INSTRUCTIONS FOR THE TASK -> Write out the material again exactly, please, and omit the pictures.

(Extracted data entries)
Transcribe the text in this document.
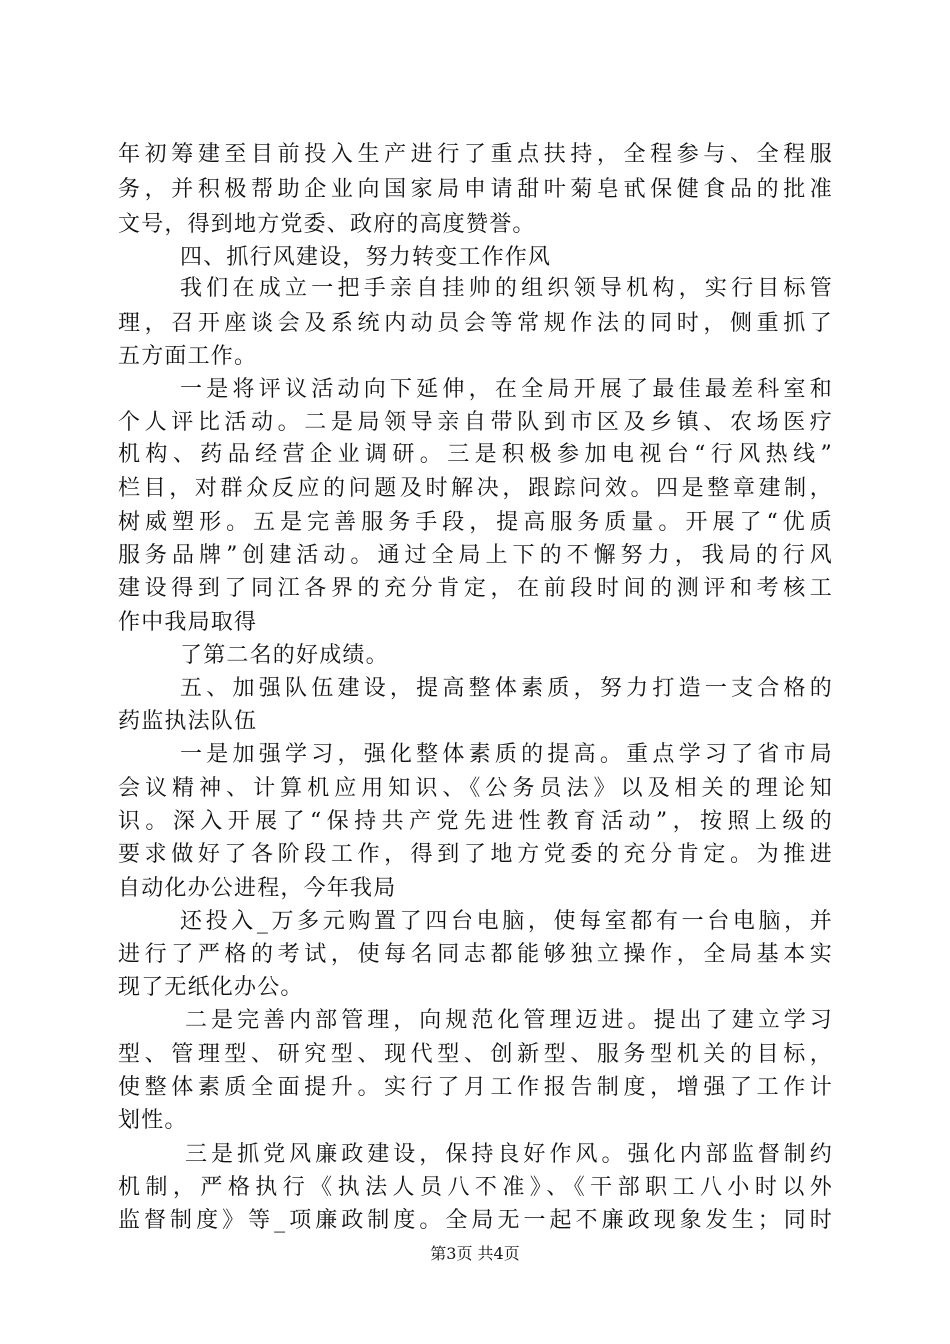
年初筹建至目前投入生产进行了重点扶持，全程参与、全程服
务，并积极帮助企业向国家局申请甜叶菊皂甙保健食品的批准
文号，得到地方党委、政府的高度赞誉。
四、抓行风建设，努力转变工作作风
我们在成立一把手亲自挂帅的组织领导机构，实行目标管
理，召开座谈会及系统内动员会等常规作法的同时，侧重抓了
五方面工作。
一是将评议活动向下延伸，在全局开展了最佳最差科室和
个人评比活动。二是局领导亲自带队到市区及乡镇、农场医疗
机构、药品经营企业调研。三是积极参加电视台“行风热线”
栏目，对群众反应的问题及时解决，跟踪问效。四是整章建制，
树威塑形。五是完善服务手段，提高服务质量。开展了“优质
服务品牌”创建活动。通过全局上下的不懈努力，我局的行风
建设得到了同江各界的充分肯定，在前段时间的测评和考核工
作中我局取得
了第二名的好成绩。
五、加强队伍建设，提高整体素质，努力打造一支合格的
药监执法队伍
一是加强学习，强化整体素质的提高。重点学习了省市局
会议精神、计算机应用知识、《公务员法》以及相关的理论知
识。深入开展了“保持共产党先进性教育活动”，按照上级的
要求做好了各阶段工作，得到了地方党委的充分肯定。为推进
自动化办公进程，今年我局
还投入_万多元购置了四台电脑，使每室都有一台电脑，并
进行了严格的考试，使每名同志都能够独立操作，全局基本实
现了无纸化办公。
二是完善内部管理，向规范化管理迈进。提出了建立学习
型、管理型、研究型、现代型、创新型、服务型机关的目标，
使整体素质全面提升。实行了月工作报告制度，增强了工作计
划性。
三是抓党风廉政建设，保持良好作风。强化内部监督制约
机制，严格执行《执法人员八不准》、《干部职工八小时以外
监督制度》等_项廉政制度。全局无一起不廉政现象发生；同时
第3页 共4页
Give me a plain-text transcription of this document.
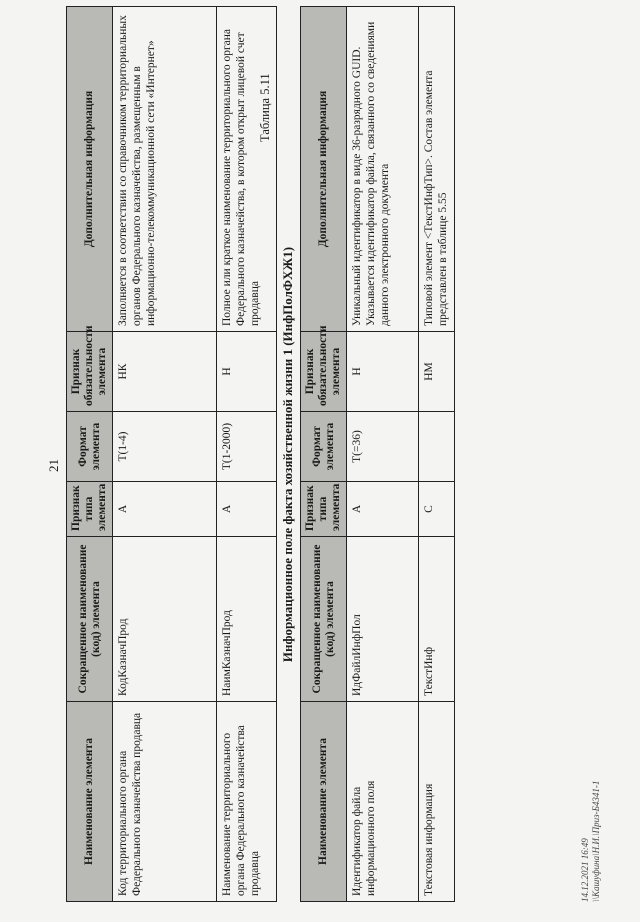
21
Наименование элемента	Сокращенное наименование (код) элемента	Признак типа элемента	Формат элемента	Признак обязательности элемента	Дополнительная информация
Код территориального органа Федерального казначейства продавца	КодКазначПрод	А	T(1-4)	НК	Заполняется в соответствии со справочником территориальных органов Федерального казначейства, размещенным в информационно-телекоммуникационной сети «Интернет»
Наименование территориального органа Федерального казначейства продавца	НаимКазначПрод	А	T(1-2000)	Н	Полное или краткое наименование территориального органа Федерального казначейства, в котором открыт лицевой счет продавца
Таблица 5.11
Информационное поле факта хозяйственной жизни 1 (ИнфПолФХЖ1)
Наименование элемента	Сокращенное наименование (код) элемента	Признак типа элемента	Формат элемента	Признак обязательности элемента	Дополнительная информация
Идентификатор файла информационного поля	ИдФайлИнфПол	А	T(=36)	Н	Уникальный идентификатор в виде 36-разрядного GUID. Указывается идентификатор файла, связанного со сведениями данного электронного документа
Текстовая информация	ТекстИнф	С		НМ	Типовой элемент <ТекстИнфТип>. Состав элемента представлен в таблице 5.55
14.12.2021 16:49 \\Кашуфина\Н.И.\Приз-Б4341-1
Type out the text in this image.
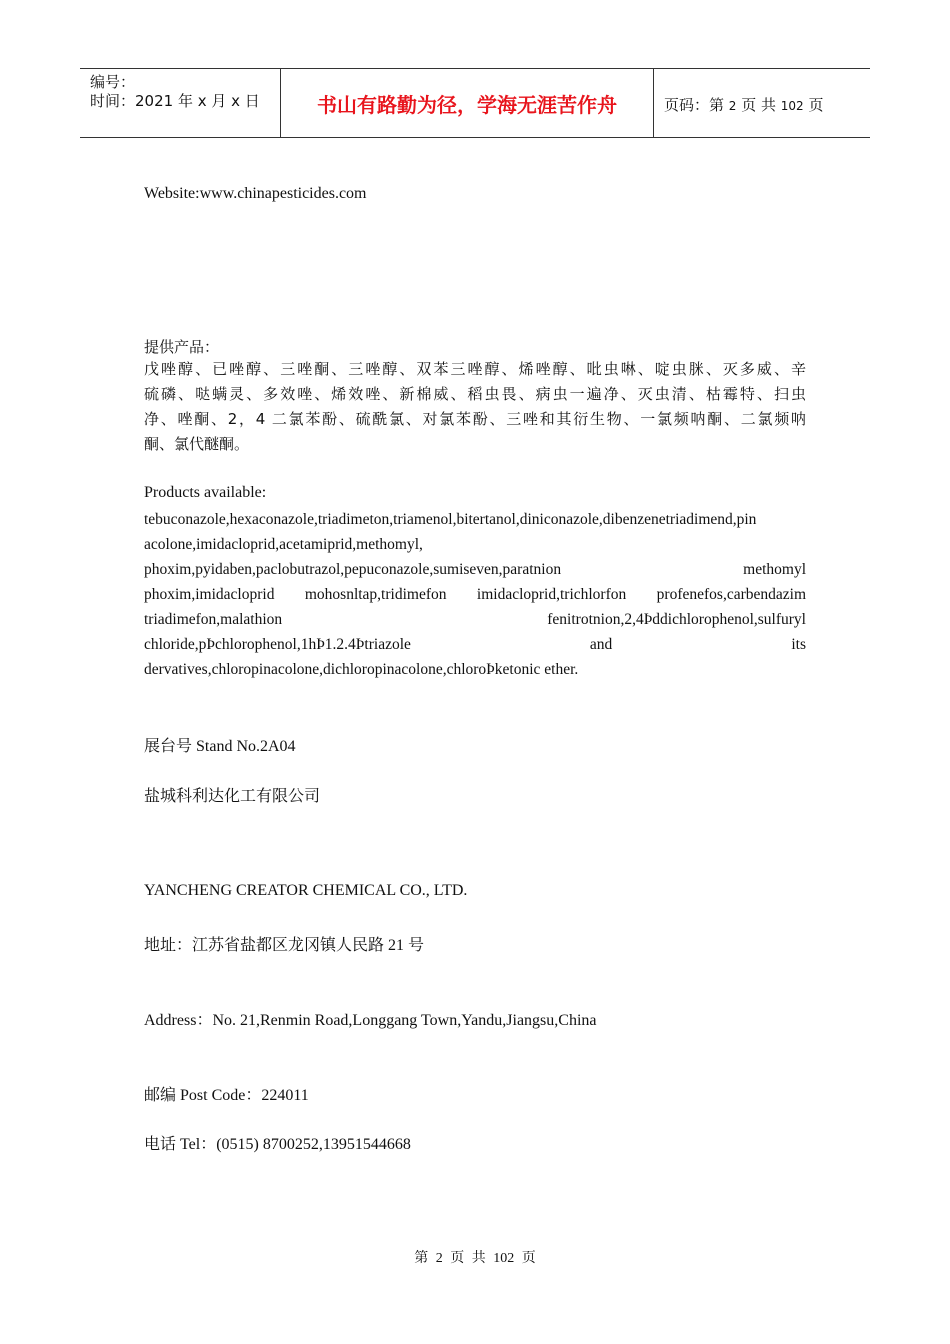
编号：
时间：2021 年 x 月 x 日	书山有路勤为径，学海无涯苦作舟	页码：第 2 页 共 102 页
Website:www.chinapesticides.com
提供产品：

戊唑醇、已唑醇、三唑酮、三唑醇、双苯三唑醇、烯唑醇、吡虫啉、啶虫脒、灭多威、辛

硫磷、哒螨灵、多效唑、烯效唑、新棉威、稻虫畏、病虫一遍净、灭虫清、枯霉特、扫虫

净、唑酮、2，4 二氯苯酚、硫酰氯、对氯苯酚、三唑和其衍生物、一氯频呐酮、二氯频呐

酮、氯代醚酮。

Products available:

tebuconazole,hexaconazole,triadimeton,triamenol,bitertanol,diniconazole,dibenzenetriadimend,pin

acolone,imidacloprid,acetamiprid,methomyl,

phoxim,pyidaben,paclobutrazol,pepuconazole,sumiseven,paratnion methomyl

phoxim,imidacloprid mohosnltap,tridimefon imidacloprid,trichlorfon profenefos,carbendazim

triadimefon,malathion fenitrotnion,2,4Þddichlorophenol,sulfuryl

chloride,pÞchlorophenol,1hÞ1.2.4Þtriazole and its

dervatives,chloropinacolone,dichloropinacolone,chloroÞketonic ether.

展台号 Stand No.2A04
盐城科利达化工有限公司
YANCHENG CREATOR CHEMICAL CO., LTD.
地址：江苏省盐都区龙冈镇人民路 21 号
Address：No. 21,Renmin Road,Longgang Town,Yandu,Jiangsu,China
邮编 Post Code：224011
电话 Tel：(0515) 8700252,13951544668
第 2 页 共 102 页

THE REPLY ->
Transcribe the text in this document.
年初筹建至目前投入生产进行了重点扶持，全程参与、全程服
务，并积极帮助企业向国家局申请甜叶菊皂甙保健食品的批准
文号，得到地方党委、政府的高度赞誉。
四、抓行风建设，努力转变工作作风
我们在成立一把手亲自挂帅的组织领导机构，实行目标管
理，召开座谈会及系统内动员会等常规作法的同时，侧重抓了
五方面工作。
一是将评议活动向下延伸，在全局开展了最佳最差科室和
个人评比活动。二是局领导亲自带队到市区及乡镇、农场医疗
机构、药品经营企业调研。三是积极参加电视台“行风热线”
栏目，对群众反应的问题及时解决，跟踪问效。四是整章建制，
树威塑形。五是完善服务手段，提高服务质量。开展了“优质
服务品牌”创建活动。通过全局上下的不懈努力，我局的行风
建设得到了同江各界的充分肯定，在前段时间的测评和考核工
作中我局取得
了第二名的好成绩。
五、加强队伍建设，提高整体素质，努力打造一支合格的
药监执法队伍
一是加强学习，强化整体素质的提高。重点学习了省市局
会议精神、计算机应用知识、《公务员法》以及相关的理论知
识。深入开展了“保持共产党先进性教育活动”，按照上级的
要求做好了各阶段工作，得到了地方党委的充分肯定。为推进
自动化办公进程，今年我局
还投入_万多元购置了四台电脑，使每室都有一台电脑，并
进行了严格的考试，使每名同志都能够独立操作，全局基本实
现了无纸化办公。
二是完善内部管理，向规范化管理迈进。提出了建立学习
型、管理型、研究型、现代型、创新型、服务型机关的目标，
使整体素质全面提升。实行了月工作报告制度，增强了工作计
划性。
三是抓党风廉政建设，保持良好作风。强化内部监督制约
机制，严格执行《执法人员八不准》、《干部职工八小时以外
监督制度》等_项廉政制度。全局无一起不廉政现象发生；同时
第3页 共4页
Give me a plain-text transcription of this document.
21
Наименование элемента	Сокращенное наименование (код) элемента	Признак типа элемента	Формат элемента	Признак обязательности элемента	Дополнительная информация
Код территориального органа Федерального казначейства продавца	КодКазначПрод	А	T(1-4)	НК	Заполняется в соответствии со справочником территориальных органов Федерального казначейства, размещенным в информационно-телекоммуникационной сети «Интернет»
Наименование территориального органа Федерального казначейства продавца	НаимКазначПрод	А	T(1-2000)	Н	Полное или краткое наименование территориального органа Федерального казначейства, в котором открыт лицевой счет продавца
Таблица 5.11
Информационное поле факта хозяйственной жизни 1 (ИнфПолФХЖ1)
Наименование элемента	Сокращенное наименование (код) элемента	Признак типа элемента	Формат элемента	Признак обязательности элемента	Дополнительная информация
Идентификатор файла информационного поля	ИдФайлИнфПол	А	T(=36)	Н	Уникальный идентификатор в виде 36-разрядного GUID. Указывается идентификатор файла, связанного со сведениями данного электронного документа
Текстовая информация	ТекстИнф	С		НМ	Типовой элемент <ТекстИнфТип>. Состав элемента представлен в таблице 5.55
14.12.2021 16:49 \\Кашуфина\Н.И.\Приз-Б4341-1
Type out the text in this image.
编号：
时间：2021 年 x 月 x 日	书山有路勤为径，学海无涯苦作舟	页码：第 2 页 共 102 页
Website:www.chinapesticides.com
提供产品：

戊唑醇、已唑醇、三唑酮、三唑醇、双苯三唑醇、烯唑醇、吡虫啉、啶虫脒、灭多威、辛

硫磷、哒螨灵、多效唑、烯效唑、新棉威、稻虫畏、病虫一遍净、灭虫清、枯霉特、扫虫

净、唑酮、2，4 二氯苯酚、硫酰氯、对氯苯酚、三唑和其衍生物、一氯频呐酮、二氯频呐

酮、氯代醚酮。

Products available:

tebuconazole,hexaconazole,triadimeton,triamenol,bitertanol,diniconazole,dibenzenetriadimend,pin

acolone,imidacloprid,acetamiprid,methomyl,

phoxim,pyidaben,paclobutrazol,pepuconazole,sumiseven,paratnion methomyl

phoxim,imidacloprid mohosnltap,tridimefon imidacloprid,trichlorfon profenefos,carbendazim

triadimefon,malathion fenitrotnion,2,4Þddichlorophenol,sulfuryl

chloride,pÞchlorophenol,1hÞ1.2.4Þtriazole and its

dervatives,chloropinacolone,dichloropinacolone,chloroÞketonic ether.

展台号 Stand No.2A04
盐城科利达化工有限公司
YANCHENG CREATOR CHEMICAL CO., LTD.
地址：江苏省盐都区龙冈镇人民路 21 号
Address：No. 21,Renmin Road,Longgang Town,Yandu,Jiangsu,China
邮编 Post Code：224011
电话 Tel：(0515) 8700252,13951544668
第 2 页 共 102 页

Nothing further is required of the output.